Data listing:
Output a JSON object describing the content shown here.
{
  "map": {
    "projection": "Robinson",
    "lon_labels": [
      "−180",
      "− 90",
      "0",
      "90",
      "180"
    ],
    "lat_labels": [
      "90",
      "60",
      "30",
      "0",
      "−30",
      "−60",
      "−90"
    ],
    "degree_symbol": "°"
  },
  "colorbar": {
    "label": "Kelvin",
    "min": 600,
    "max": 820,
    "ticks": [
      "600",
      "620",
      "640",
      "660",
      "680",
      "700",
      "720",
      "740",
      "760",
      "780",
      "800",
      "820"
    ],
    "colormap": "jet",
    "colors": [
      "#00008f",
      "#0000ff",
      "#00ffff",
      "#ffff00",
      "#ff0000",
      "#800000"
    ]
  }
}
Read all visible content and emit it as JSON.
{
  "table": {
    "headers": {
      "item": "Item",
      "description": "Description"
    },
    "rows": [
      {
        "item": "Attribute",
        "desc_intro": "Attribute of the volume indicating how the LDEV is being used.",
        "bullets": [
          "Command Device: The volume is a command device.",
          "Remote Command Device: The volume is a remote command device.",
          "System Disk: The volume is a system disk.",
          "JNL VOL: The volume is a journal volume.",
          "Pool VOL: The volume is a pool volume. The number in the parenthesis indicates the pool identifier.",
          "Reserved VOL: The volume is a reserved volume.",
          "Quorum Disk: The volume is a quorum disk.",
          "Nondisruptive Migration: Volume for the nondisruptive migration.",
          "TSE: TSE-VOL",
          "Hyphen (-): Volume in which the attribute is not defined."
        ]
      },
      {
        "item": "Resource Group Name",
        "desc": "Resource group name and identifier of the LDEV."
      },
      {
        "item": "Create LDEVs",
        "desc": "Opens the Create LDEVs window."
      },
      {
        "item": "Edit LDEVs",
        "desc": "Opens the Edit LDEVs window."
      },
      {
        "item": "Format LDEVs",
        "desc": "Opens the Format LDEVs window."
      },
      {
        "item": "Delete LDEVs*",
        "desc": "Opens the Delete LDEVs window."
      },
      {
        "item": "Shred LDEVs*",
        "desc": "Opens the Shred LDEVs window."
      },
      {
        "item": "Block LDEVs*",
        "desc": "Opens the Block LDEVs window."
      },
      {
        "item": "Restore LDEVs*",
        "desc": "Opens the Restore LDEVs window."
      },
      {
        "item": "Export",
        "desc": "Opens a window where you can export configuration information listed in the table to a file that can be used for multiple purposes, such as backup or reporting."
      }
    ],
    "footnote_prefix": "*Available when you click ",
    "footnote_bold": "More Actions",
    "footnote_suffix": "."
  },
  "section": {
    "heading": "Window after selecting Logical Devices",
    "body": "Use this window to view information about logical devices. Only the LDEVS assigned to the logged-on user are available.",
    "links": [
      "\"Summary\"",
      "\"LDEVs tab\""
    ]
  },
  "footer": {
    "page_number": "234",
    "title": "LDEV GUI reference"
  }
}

WORK TO BE COMPLETED:
Check each line of the data above for the string "JSON" and report only how many lines have it.

RESULT FOR THIS EXERCISE:
2